*Task:*
Give back every line of the data below unchanged, but leave out the pictures.

*Dataset content:*
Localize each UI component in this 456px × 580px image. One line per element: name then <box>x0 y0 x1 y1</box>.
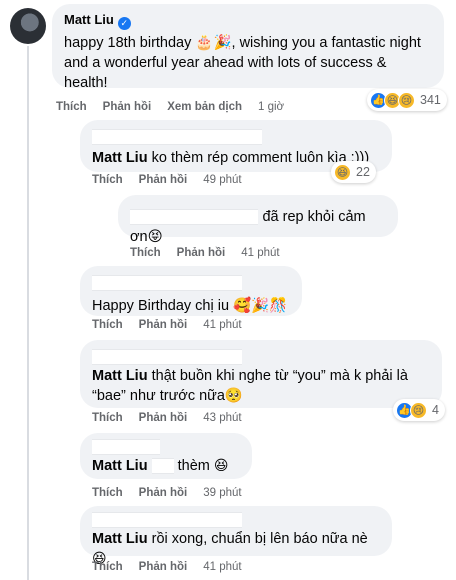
like-button[interactable]: Thích <box>92 487 123 499</box>
reply-bubble: Matt Liu thật buồn khi nghe từ “you” mà … <box>80 340 442 408</box>
reply-text: Matt Liu thèm 😆 <box>92 458 229 475</box>
like-button[interactable]: Thích <box>130 247 161 259</box>
reply-time[interactable]: 41 phút <box>203 319 241 331</box>
reply-text: Matt Liu thật buồn khi nghe từ “you” mà … <box>92 368 408 404</box>
laughing-emoji-icon: 😆 <box>213 458 229 474</box>
reply-time[interactable]: 49 phút <box>203 174 241 186</box>
reaction-summary[interactable]: 👍 😢 4 <box>393 399 445 421</box>
like-button[interactable]: Thích <box>92 561 123 573</box>
reaction-count: 341 <box>420 93 441 107</box>
sad-reaction-icon: 😢 <box>398 91 415 109</box>
redacted-author <box>92 348 242 365</box>
reply-text: Happy Birthday chị iu 🥰🎉🎊 <box>92 298 288 314</box>
like-button[interactable]: Thích <box>92 412 123 424</box>
translate-button[interactable]: Xem bản dịch <box>167 101 242 113</box>
comment-bubble: Matt Liu ✓ happy 18th birthday 🎂🎉, wishin… <box>52 4 444 91</box>
reply-button[interactable]: Phản hồi <box>139 174 188 186</box>
reply-button[interactable]: Phản hồi <box>139 412 188 424</box>
reply-bubble: Matt Liu rồi xong, chuẩn bị lên báo nữa … <box>80 506 392 567</box>
reply-time[interactable]: 41 phút <box>241 247 279 259</box>
comment-text: happy 18th birthday 🎂🎉, wishing you a fa… <box>64 35 421 91</box>
comment-author[interactable]: Matt Liu <box>64 12 114 27</box>
like-button[interactable]: Thích <box>92 319 123 331</box>
reaction-summary[interactable]: 😆 22 <box>331 161 376 183</box>
reaction-count: 22 <box>356 165 370 179</box>
avatar[interactable] <box>10 8 46 44</box>
mention-link[interactable]: Matt Liu <box>92 150 148 166</box>
redacted-mention <box>151 458 174 475</box>
reply-actions: Thích Phản hồi 41 phút <box>130 247 280 259</box>
like-button[interactable]: Thích <box>92 174 123 186</box>
reply-actions: Thích Phản hồi 43 phút <box>92 412 242 424</box>
redacted-author <box>92 274 242 291</box>
comment-time[interactable]: 1 giờ <box>258 101 284 113</box>
reply-button[interactable]: Phản hồi <box>177 247 226 259</box>
mention-link[interactable]: Matt Liu <box>92 368 148 384</box>
reply-button[interactable]: Phản hồi <box>139 487 188 499</box>
redacted-author <box>92 128 262 145</box>
redacted-author <box>92 511 242 528</box>
haha-reaction-icon: 😆 <box>334 163 351 181</box>
reply-bubble: Happy Birthday chị iu 🥰🎉🎊 <box>80 266 302 316</box>
mention-link[interactable]: Matt Liu <box>92 458 148 474</box>
reaction-summary[interactable]: 👍 😆 😢 341 <box>367 89 447 111</box>
reply-time[interactable]: 43 phút <box>203 412 241 424</box>
reply-time[interactable]: 39 phút <box>203 487 241 499</box>
comment-actions: Thích Phản hồi Xem bản dịch 1 giờ <box>56 101 284 113</box>
reply-button[interactable]: Phản hồi <box>139 319 188 331</box>
reply-actions: Thích Phản hồi 41 phút <box>92 561 242 573</box>
mention-link[interactable]: Matt Liu <box>92 531 148 547</box>
verified-badge-icon: ✓ <box>117 17 131 30</box>
reply-time[interactable]: 41 phút <box>203 561 241 573</box>
reply-button[interactable]: Phản hồi <box>139 561 188 573</box>
reaction-count: 4 <box>432 403 439 417</box>
reply-actions: Thích Phản hồi 49 phút <box>92 174 242 186</box>
redacted-author <box>92 438 160 455</box>
reply-actions: Thích Phản hồi 39 phút <box>92 487 242 499</box>
reply-bubble: Matt Liu thèm 😆 <box>80 433 252 479</box>
like-button[interactable]: Thích <box>56 101 87 113</box>
reply-button[interactable]: Phản hồi <box>103 101 152 113</box>
thread-line <box>27 46 29 580</box>
reply-bubble: đã rep khỏi cảm ơn😝 <box>118 195 398 245</box>
redacted-author <box>130 209 258 225</box>
reply-actions: Thích Phản hồi 41 phút <box>92 319 242 331</box>
sad-reaction-icon: 😢 <box>410 401 427 419</box>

*Correct output:*
Localize each UI component in this 456px × 580px image. One line per element: name then <box>x0 y0 x1 y1</box>.
like-button[interactable]: Thích <box>92 487 123 499</box>
reply-bubble: Matt Liu thật buồn khi nghe từ “you” mà … <box>80 340 442 408</box>
reply-text: Matt Liu thèm 😆 <box>92 458 229 475</box>
like-button[interactable]: Thích <box>130 247 161 259</box>
reply-time[interactable]: 41 phút <box>203 319 241 331</box>
reply-text: Matt Liu thật buồn khi nghe từ “you” mà … <box>92 368 408 404</box>
laughing-emoji-icon: 😆 <box>213 458 229 474</box>
reply-time[interactable]: 49 phút <box>203 174 241 186</box>
reaction-summary[interactable]: 👍 😢 4 <box>393 399 445 421</box>
like-button[interactable]: Thích <box>92 561 123 573</box>
reaction-count: 341 <box>420 93 441 107</box>
sad-reaction-icon: 😢 <box>398 91 415 109</box>
redacted-author <box>92 348 242 365</box>
reply-text: Happy Birthday chị iu 🥰🎉🎊 <box>92 298 288 314</box>
like-button[interactable]: Thích <box>92 412 123 424</box>
translate-button[interactable]: Xem bản dịch <box>167 101 242 113</box>
comment-bubble: Matt Liu ✓ happy 18th birthday 🎂🎉, wishin… <box>52 4 444 91</box>
reply-button[interactable]: Phản hồi <box>139 174 188 186</box>
reply-button[interactable]: Phản hồi <box>139 412 188 424</box>
reply-bubble: Matt Liu rồi xong, chuẩn bị lên báo nữa … <box>80 506 392 567</box>
reply-time[interactable]: 41 phút <box>241 247 279 259</box>
comment-text: happy 18th birthday 🎂🎉, wishing you a fa… <box>64 35 421 91</box>
comment-author[interactable]: Matt Liu <box>64 12 114 27</box>
like-button[interactable]: Thích <box>92 319 123 331</box>
reaction-summary[interactable]: 😆 22 <box>331 161 376 183</box>
reaction-count: 22 <box>356 165 370 179</box>
avatar[interactable] <box>10 8 46 44</box>
mention-link[interactable]: Matt Liu <box>92 150 148 166</box>
redacted-mention <box>151 458 174 475</box>
reply-actions: Thích Phản hồi 41 phút <box>130 247 280 259</box>
like-button[interactable]: Thích <box>92 174 123 186</box>
reply-actions: Thích Phản hồi 43 phút <box>92 412 242 424</box>
redacted-author <box>92 274 242 291</box>
comment-time[interactable]: 1 giờ <box>258 101 284 113</box>
reply-button[interactable]: Phản hồi <box>177 247 226 259</box>
mention-link[interactable]: Matt Liu <box>92 368 148 384</box>
reply-button[interactable]: Phản hồi <box>139 487 188 499</box>
redacted-author <box>92 128 262 145</box>
redacted-author <box>92 511 242 528</box>
haha-reaction-icon: 😆 <box>334 163 351 181</box>
reply-bubble: Happy Birthday chị iu 🥰🎉🎊 <box>80 266 302 316</box>
mention-link[interactable]: Matt Liu <box>92 458 148 474</box>
reaction-summary[interactable]: 👍 😆 😢 341 <box>367 89 447 111</box>
reply-time[interactable]: 43 phút <box>203 412 241 424</box>
reply-time[interactable]: 39 phút <box>203 487 241 499</box>
comment-actions: Thích Phản hồi Xem bản dịch 1 giờ <box>56 101 284 113</box>
reply-button[interactable]: Phản hồi <box>139 319 188 331</box>
reply-actions: Thích Phản hồi 41 phút <box>92 561 242 573</box>
mention-link[interactable]: Matt Liu <box>92 531 148 547</box>
verified-badge-icon: ✓ <box>117 17 131 30</box>
reply-time[interactable]: 41 phút <box>203 561 241 573</box>
reply-button[interactable]: Phản hồi <box>139 561 188 573</box>
reaction-count: 4 <box>432 403 439 417</box>
reply-actions: Thích Phản hồi 49 phút <box>92 174 242 186</box>
redacted-author <box>92 438 160 455</box>
reply-actions: Thích Phản hồi 39 phút <box>92 487 242 499</box>
reply-bubble: Matt Liu thèm 😆 <box>80 433 252 479</box>
like-button[interactable]: Thích <box>56 101 87 113</box>
reply-button[interactable]: Phản hồi <box>103 101 152 113</box>
thread-line <box>27 46 29 580</box>
reply-bubble: đã rep khỏi cảm ơn😝 <box>118 195 398 245</box>
redacted-author <box>130 209 258 225</box>
reply-actions: Thích Phản hồi 41 phút <box>92 319 242 331</box>
sad-reaction-icon: 😢 <box>410 401 427 419</box>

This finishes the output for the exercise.